_Stored data_.
★ ★ ★ ★ ★
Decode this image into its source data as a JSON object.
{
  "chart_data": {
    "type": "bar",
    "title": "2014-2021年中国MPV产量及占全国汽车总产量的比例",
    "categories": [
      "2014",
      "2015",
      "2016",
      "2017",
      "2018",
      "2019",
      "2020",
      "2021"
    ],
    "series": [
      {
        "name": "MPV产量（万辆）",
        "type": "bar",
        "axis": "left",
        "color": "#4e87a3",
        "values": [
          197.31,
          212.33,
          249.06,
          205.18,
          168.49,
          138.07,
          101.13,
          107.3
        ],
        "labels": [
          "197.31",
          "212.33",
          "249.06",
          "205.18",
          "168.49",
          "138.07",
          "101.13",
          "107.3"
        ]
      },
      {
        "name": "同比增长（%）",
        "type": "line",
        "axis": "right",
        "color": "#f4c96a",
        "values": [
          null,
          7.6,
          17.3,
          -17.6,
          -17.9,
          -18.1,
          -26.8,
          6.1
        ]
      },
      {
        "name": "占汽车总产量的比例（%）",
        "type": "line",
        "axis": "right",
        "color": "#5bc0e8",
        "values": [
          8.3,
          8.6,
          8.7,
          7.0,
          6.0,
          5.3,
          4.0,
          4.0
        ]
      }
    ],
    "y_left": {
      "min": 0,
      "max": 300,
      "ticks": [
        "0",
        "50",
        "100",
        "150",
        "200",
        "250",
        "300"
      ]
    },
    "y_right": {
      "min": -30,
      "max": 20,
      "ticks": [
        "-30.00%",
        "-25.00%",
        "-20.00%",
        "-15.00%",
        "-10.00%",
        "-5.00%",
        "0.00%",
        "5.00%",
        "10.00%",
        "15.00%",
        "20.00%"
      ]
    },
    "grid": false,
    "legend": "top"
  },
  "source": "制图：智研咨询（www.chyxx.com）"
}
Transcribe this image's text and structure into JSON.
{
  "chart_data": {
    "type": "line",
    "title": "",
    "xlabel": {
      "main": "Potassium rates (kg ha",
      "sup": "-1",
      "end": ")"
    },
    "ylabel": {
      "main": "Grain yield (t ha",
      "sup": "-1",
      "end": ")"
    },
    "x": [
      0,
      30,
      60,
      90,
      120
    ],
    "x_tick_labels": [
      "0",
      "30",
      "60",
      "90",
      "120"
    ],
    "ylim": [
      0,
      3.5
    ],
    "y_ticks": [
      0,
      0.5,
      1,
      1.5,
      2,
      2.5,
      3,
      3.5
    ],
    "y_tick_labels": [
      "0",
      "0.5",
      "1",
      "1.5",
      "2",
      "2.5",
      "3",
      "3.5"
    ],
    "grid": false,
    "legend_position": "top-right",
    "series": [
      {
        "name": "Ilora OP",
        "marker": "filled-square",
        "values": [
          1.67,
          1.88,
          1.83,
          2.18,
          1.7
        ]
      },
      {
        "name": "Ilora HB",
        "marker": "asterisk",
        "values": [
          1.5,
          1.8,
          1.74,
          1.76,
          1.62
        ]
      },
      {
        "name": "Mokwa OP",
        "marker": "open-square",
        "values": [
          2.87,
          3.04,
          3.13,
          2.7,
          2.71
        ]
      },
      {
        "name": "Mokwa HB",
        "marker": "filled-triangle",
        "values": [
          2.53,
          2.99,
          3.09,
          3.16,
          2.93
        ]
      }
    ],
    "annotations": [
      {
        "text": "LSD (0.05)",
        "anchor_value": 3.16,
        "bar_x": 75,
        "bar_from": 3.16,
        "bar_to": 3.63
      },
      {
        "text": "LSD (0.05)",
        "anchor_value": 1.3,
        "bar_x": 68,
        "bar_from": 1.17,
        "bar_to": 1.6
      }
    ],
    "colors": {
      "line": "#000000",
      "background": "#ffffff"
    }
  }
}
★ ★ ★ ★ ★
_What you have to do_.
Search the lines above for the string "square", then show every one that has it.

_Task solution_.
        "marker": "filled-square",
        "marker": "open-square",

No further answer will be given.